**Exercise prompt:** For each line below that holds "jaren", return the line as it stands.

**Records provided:**
= = = =

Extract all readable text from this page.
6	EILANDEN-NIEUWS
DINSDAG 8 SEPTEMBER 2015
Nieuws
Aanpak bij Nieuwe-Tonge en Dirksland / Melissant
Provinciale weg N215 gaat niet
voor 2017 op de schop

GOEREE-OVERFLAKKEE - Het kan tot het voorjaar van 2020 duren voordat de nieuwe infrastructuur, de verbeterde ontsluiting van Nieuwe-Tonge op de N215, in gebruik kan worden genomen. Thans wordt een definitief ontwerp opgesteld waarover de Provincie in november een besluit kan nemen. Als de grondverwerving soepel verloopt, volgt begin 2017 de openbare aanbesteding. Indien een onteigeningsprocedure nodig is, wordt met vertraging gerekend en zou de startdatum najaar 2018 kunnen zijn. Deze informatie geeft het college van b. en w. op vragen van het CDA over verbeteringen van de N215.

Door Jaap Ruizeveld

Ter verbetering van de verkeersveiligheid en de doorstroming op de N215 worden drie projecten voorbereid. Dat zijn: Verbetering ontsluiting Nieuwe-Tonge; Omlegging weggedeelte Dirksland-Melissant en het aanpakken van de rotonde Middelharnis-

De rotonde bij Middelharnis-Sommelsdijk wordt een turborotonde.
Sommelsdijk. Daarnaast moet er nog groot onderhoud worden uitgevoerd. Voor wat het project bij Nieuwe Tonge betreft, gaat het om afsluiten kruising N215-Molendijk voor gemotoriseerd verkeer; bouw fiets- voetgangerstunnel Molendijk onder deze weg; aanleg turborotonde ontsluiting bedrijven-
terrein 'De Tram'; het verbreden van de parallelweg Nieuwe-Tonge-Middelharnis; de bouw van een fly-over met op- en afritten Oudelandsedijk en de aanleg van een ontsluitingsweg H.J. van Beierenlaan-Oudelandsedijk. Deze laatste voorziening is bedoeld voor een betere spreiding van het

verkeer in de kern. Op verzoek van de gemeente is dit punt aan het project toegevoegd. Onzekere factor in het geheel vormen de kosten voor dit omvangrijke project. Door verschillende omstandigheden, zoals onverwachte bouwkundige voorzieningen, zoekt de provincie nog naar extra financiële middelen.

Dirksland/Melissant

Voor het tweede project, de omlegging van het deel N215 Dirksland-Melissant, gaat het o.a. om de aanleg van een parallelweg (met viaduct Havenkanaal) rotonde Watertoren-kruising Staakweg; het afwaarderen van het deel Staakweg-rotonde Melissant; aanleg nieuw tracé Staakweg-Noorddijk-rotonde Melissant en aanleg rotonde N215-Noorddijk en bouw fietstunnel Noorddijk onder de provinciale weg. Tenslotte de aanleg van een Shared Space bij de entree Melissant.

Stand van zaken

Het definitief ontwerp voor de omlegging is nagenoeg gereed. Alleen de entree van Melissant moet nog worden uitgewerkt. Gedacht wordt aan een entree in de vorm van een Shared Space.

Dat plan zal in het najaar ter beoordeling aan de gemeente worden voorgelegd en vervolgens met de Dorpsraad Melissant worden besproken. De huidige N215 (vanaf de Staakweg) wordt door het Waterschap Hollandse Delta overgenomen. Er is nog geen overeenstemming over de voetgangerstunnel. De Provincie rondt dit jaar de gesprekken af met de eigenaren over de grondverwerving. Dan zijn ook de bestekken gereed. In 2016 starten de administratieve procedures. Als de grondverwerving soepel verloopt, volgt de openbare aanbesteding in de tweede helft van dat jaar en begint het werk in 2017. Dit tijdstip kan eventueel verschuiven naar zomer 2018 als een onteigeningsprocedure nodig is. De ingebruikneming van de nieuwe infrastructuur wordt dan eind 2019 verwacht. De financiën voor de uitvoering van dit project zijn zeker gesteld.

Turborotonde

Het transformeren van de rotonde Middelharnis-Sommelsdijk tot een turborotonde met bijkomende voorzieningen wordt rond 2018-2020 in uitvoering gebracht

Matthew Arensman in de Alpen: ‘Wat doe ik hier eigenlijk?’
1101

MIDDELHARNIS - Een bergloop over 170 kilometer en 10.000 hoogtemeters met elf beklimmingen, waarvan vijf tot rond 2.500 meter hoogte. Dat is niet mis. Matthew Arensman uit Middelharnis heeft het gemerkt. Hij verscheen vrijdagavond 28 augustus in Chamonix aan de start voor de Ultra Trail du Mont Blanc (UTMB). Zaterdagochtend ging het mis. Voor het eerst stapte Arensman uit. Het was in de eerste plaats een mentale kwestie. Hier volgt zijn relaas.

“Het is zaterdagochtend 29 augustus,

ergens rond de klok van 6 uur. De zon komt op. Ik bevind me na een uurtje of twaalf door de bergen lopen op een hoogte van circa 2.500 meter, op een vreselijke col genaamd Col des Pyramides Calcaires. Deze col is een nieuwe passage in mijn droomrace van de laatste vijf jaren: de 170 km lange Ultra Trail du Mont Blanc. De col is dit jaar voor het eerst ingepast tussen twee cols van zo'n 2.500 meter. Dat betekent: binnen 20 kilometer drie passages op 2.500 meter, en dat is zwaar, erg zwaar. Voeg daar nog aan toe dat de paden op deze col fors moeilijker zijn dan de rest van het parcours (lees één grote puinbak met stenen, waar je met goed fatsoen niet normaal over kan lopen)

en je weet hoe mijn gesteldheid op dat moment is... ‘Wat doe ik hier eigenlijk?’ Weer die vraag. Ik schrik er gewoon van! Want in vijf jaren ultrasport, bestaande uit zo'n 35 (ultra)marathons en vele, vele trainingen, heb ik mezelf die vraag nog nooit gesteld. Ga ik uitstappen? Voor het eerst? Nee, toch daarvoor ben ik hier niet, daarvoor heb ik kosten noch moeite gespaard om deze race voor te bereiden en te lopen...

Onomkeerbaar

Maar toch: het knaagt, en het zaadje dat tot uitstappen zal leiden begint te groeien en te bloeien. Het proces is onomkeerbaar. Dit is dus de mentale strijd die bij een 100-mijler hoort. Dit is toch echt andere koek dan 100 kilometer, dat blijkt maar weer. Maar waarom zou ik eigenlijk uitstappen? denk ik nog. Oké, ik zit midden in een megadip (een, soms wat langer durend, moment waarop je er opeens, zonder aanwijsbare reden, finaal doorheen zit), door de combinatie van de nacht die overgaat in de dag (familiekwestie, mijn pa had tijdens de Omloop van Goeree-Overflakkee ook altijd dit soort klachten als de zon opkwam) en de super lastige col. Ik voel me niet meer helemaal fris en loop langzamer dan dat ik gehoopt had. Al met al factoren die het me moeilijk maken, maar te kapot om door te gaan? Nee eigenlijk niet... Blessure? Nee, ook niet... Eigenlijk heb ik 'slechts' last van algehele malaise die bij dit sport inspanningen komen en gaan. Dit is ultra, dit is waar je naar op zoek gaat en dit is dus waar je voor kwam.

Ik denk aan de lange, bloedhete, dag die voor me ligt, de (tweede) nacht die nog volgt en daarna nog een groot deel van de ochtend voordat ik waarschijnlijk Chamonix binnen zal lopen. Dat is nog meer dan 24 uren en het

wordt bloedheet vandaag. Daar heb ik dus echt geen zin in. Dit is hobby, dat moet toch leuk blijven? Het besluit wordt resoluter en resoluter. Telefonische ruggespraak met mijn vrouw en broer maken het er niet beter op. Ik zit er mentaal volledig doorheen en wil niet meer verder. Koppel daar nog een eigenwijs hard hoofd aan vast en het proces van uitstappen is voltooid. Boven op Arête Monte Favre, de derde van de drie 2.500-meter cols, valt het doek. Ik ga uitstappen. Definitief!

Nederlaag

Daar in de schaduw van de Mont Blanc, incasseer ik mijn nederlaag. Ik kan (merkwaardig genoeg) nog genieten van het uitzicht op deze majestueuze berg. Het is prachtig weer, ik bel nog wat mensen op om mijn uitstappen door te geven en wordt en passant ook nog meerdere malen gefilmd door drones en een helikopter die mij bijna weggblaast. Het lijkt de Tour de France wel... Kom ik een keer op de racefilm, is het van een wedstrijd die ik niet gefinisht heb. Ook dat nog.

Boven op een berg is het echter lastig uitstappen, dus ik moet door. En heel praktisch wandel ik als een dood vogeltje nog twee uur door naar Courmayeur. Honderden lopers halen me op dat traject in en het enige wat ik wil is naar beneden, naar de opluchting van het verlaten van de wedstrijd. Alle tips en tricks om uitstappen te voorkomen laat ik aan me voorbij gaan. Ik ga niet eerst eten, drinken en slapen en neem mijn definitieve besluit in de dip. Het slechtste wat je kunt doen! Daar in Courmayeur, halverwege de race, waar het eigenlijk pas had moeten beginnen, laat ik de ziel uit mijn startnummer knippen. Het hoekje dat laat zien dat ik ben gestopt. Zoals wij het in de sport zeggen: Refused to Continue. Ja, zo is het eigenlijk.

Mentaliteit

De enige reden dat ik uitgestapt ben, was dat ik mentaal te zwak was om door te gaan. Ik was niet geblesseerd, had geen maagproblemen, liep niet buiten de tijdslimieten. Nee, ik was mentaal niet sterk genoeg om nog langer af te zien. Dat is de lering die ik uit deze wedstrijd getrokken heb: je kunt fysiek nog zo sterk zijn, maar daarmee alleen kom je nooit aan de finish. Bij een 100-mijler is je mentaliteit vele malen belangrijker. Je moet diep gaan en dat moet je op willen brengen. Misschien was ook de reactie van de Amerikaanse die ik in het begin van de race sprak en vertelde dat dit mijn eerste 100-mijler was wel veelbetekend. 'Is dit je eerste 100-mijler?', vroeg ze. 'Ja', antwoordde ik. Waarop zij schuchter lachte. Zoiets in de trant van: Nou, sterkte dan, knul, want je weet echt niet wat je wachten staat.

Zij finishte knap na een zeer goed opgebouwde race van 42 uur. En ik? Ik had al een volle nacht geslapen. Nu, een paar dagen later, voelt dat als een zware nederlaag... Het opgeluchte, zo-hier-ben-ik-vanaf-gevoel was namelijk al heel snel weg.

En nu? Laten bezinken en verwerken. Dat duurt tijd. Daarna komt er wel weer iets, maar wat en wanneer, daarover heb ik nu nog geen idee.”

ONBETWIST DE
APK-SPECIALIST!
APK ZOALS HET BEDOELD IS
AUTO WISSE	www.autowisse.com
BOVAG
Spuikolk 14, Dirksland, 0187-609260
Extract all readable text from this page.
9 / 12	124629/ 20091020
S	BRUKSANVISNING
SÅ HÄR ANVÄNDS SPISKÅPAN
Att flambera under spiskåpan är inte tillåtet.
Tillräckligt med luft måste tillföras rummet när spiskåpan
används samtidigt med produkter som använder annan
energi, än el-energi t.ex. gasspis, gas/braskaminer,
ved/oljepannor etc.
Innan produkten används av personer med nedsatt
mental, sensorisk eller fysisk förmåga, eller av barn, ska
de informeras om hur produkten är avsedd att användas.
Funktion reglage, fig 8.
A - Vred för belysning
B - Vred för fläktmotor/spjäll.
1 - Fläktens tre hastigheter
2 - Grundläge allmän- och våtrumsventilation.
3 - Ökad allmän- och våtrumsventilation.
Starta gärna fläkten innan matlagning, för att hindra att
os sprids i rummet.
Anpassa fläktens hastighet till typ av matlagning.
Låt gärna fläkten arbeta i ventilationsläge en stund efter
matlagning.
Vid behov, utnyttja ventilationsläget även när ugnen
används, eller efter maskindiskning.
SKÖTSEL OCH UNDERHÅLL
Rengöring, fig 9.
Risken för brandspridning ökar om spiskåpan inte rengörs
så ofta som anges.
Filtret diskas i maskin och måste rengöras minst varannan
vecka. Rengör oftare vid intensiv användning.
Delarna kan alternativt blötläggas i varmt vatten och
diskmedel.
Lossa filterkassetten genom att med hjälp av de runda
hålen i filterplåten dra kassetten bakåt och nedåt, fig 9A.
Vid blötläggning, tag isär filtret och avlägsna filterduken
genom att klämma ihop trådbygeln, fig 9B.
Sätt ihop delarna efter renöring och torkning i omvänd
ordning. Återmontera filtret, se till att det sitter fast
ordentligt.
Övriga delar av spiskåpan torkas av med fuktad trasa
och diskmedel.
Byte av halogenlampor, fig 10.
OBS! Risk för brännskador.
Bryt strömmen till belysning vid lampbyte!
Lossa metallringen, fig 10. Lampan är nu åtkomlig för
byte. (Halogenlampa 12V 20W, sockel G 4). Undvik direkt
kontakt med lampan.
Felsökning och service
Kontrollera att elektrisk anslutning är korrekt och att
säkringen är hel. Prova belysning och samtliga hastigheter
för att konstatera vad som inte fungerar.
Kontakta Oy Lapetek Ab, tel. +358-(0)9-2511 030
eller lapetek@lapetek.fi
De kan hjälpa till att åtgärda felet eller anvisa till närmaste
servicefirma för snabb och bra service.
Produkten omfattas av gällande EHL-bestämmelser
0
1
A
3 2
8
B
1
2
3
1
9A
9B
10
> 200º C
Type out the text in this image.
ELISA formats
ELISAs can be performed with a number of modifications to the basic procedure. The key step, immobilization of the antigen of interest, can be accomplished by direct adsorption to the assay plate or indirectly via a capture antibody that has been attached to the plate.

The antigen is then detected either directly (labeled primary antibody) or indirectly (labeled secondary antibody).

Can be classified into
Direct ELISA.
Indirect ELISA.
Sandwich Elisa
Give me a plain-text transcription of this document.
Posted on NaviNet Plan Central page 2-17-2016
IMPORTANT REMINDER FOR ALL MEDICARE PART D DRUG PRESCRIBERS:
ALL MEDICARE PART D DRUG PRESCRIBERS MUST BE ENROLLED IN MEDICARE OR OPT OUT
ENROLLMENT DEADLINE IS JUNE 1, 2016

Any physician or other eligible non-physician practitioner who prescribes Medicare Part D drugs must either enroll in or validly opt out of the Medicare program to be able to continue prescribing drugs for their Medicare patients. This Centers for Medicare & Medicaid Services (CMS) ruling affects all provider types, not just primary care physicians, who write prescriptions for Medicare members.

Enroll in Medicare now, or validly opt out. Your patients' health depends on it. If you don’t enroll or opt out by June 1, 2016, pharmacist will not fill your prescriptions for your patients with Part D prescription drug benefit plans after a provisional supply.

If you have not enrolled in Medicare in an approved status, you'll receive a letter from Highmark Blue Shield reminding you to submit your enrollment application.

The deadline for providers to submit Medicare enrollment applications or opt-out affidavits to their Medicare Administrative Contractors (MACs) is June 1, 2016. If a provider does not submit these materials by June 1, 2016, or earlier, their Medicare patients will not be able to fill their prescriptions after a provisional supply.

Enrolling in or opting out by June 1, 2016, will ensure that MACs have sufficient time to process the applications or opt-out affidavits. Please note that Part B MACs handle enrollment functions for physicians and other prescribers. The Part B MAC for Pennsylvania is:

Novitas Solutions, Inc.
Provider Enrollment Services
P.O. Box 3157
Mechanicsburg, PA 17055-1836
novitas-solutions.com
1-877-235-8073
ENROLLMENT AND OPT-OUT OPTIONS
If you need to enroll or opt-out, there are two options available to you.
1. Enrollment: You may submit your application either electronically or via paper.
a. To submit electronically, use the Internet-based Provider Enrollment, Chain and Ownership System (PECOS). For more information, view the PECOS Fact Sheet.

= = = =

**Exercise output:**
ergens rond de klok van 6 uur. De zon komt op. Ik bevind me na een uurtje of twaalf door de bergen lopen op een hoogte van circa 2.500 meter, op een vreselijke col genaamd Col des Pyramides Calcaires. Deze col is een nieuwe passage in mijn droomrace van de laatste vijf jaren: de 170 km lange Ultra Trail du Mont Blanc. De col is dit jaar voor het eerst ingepast tussen twee cols van zo'n 2.500 meter. Dat betekent: binnen 20 kilometer drie passages op 2.500 meter, en dat is zwaar, erg zwaar. Voeg daar nog aan toe dat de paden op deze col fors moeilijker zijn dan de rest van het parcours (lees één grote puinbak met stenen, waar je met goed fatsoen niet normaal over kan lopen)
en je weet hoe mijn gesteldheid op dat moment is... ‘Wat doe ik hier eigenlijk?’ Weer die vraag. Ik schrik er gewoon van! Want in vijf jaren ultrasport, bestaande uit zo'n 35 (ultra)marathons en vele, vele trainingen, heb ik mezelf die vraag nog nooit gesteld. Ga ik uitstappen? Voor het eerst? Nee, toch daarvoor ben ik hier niet, daarvoor heb ik kosten noch moeite gespaard om deze race voor te bereiden en te lopen...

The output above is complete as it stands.